**Direction**
Please retype the records below exactly, leaving out any pictures.

▬▬▬▬▬▬

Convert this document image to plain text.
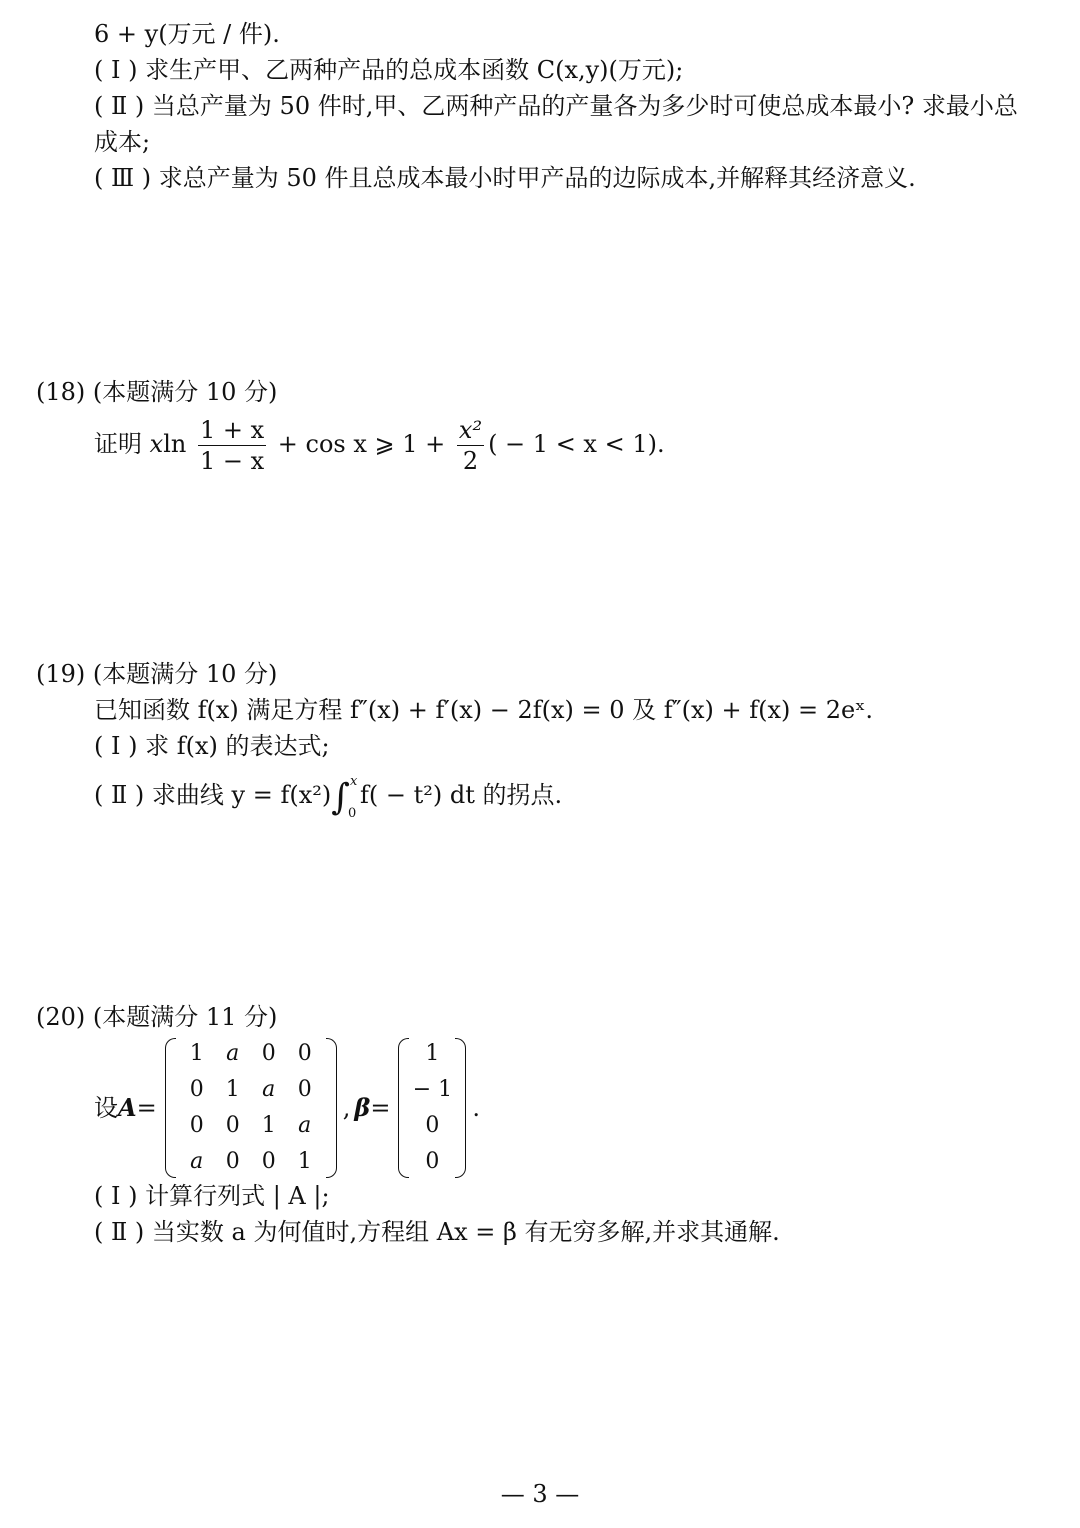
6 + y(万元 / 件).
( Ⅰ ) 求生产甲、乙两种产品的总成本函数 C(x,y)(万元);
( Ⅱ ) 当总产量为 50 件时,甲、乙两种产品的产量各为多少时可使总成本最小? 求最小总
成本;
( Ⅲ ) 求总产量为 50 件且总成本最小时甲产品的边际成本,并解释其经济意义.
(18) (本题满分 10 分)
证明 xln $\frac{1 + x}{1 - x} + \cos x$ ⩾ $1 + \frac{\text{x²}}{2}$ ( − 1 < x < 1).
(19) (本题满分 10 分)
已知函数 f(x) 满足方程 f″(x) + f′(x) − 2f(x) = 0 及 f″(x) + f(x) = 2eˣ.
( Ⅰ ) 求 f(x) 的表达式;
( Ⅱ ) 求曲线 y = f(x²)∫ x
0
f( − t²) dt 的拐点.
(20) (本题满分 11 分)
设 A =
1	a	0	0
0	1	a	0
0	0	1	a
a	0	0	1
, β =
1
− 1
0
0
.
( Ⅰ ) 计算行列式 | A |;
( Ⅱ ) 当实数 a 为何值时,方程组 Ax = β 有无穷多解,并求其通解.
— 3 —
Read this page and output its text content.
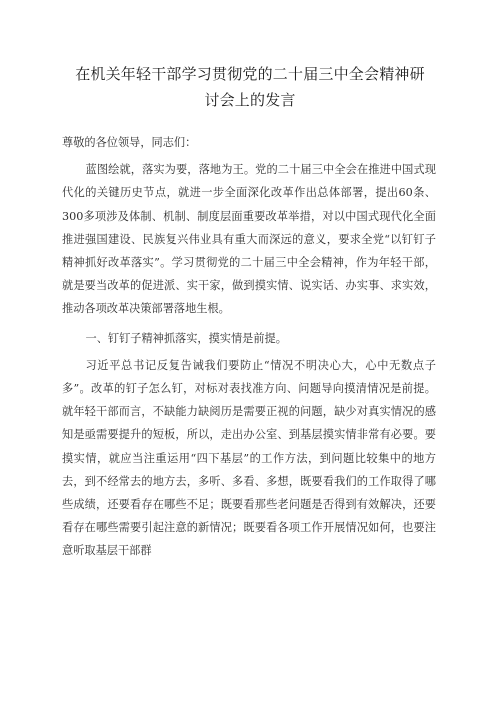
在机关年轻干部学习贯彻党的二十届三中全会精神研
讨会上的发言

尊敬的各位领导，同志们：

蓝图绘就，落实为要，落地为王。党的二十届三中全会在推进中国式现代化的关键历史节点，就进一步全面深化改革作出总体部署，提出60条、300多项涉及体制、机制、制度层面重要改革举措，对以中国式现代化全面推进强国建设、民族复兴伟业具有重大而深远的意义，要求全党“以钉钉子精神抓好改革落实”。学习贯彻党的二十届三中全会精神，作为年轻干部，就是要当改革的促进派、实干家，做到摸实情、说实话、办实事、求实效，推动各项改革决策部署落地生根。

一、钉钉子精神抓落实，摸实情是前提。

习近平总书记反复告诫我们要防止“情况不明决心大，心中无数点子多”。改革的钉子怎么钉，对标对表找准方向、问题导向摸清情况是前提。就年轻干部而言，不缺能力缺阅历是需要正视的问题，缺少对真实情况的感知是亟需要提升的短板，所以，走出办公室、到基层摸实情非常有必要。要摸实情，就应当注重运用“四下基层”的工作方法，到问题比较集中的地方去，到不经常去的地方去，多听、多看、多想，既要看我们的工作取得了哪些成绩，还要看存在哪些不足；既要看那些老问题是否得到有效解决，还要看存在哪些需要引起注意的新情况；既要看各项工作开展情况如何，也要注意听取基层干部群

▬▬▬▬▬▬

**Finished answer**
Convert this document image to plain text.
6 + y(万元 / 件).
( Ⅰ ) 求生产甲、乙两种产品的总成本函数 C(x,y)(万元);
( Ⅱ ) 当总产量为 50 件时,甲、乙两种产品的产量各为多少时可使总成本最小? 求最小总
成本;
( Ⅲ ) 求总产量为 50 件且总成本最小时甲产品的边际成本,并解释其经济意义.
(18) (本题满分 10 分)
证明 xln $\frac{1 + x}{1 - x} + \cos x$ ⩾ $1 + \frac{\text{x²}}{2}$ ( − 1 < x < 1).
(19) (本题满分 10 分)
已知函数 f(x) 满足方程 f″(x) + f′(x) − 2f(x) = 0 及 f″(x) + f(x) = 2eˣ.
( Ⅰ ) 求 f(x) 的表达式;
( Ⅱ ) 求曲线 y = f(x²)∫ x
0
f( − t²) dt 的拐点.
(20) (本题满分 11 分)
设 A =
1	a	0	0
0	1	a	0
0	0	1	a
a	0	0	1
, β =
1
− 1
0
0
.
( Ⅰ ) 计算行列式 | A |;
( Ⅱ ) 当实数 a 为何值时,方程组 Ax = β 有无穷多解,并求其通解.
— 3 —
Read this page and output its text content.
在机关年轻干部学习贯彻党的二十届三中全会精神研
讨会上的发言

尊敬的各位领导，同志们：

蓝图绘就，落实为要，落地为王。党的二十届三中全会在推进中国式现代化的关键历史节点，就进一步全面深化改革作出总体部署，提出60条、300多项涉及体制、机制、制度层面重要改革举措，对以中国式现代化全面推进强国建设、民族复兴伟业具有重大而深远的意义，要求全党“以钉钉子精神抓好改革落实”。学习贯彻党的二十届三中全会精神，作为年轻干部，就是要当改革的促进派、实干家，做到摸实情、说实话、办实事、求实效，推动各项改革决策部署落地生根。

一、钉钉子精神抓落实，摸实情是前提。

习近平总书记反复告诫我们要防止“情况不明决心大，心中无数点子多”。改革的钉子怎么钉，对标对表找准方向、问题导向摸清情况是前提。就年轻干部而言，不缺能力缺阅历是需要正视的问题，缺少对真实情况的感知是亟需要提升的短板，所以，走出办公室、到基层摸实情非常有必要。要摸实情，就应当注重运用“四下基层”的工作方法，到问题比较集中的地方去，到不经常去的地方去，多听、多看、多想，既要看我们的工作取得了哪些成绩，还要看存在哪些不足；既要看那些老问题是否得到有效解决，还要看存在哪些需要引起注意的新情况；既要看各项工作开展情况如何，也要注意听取基层干部群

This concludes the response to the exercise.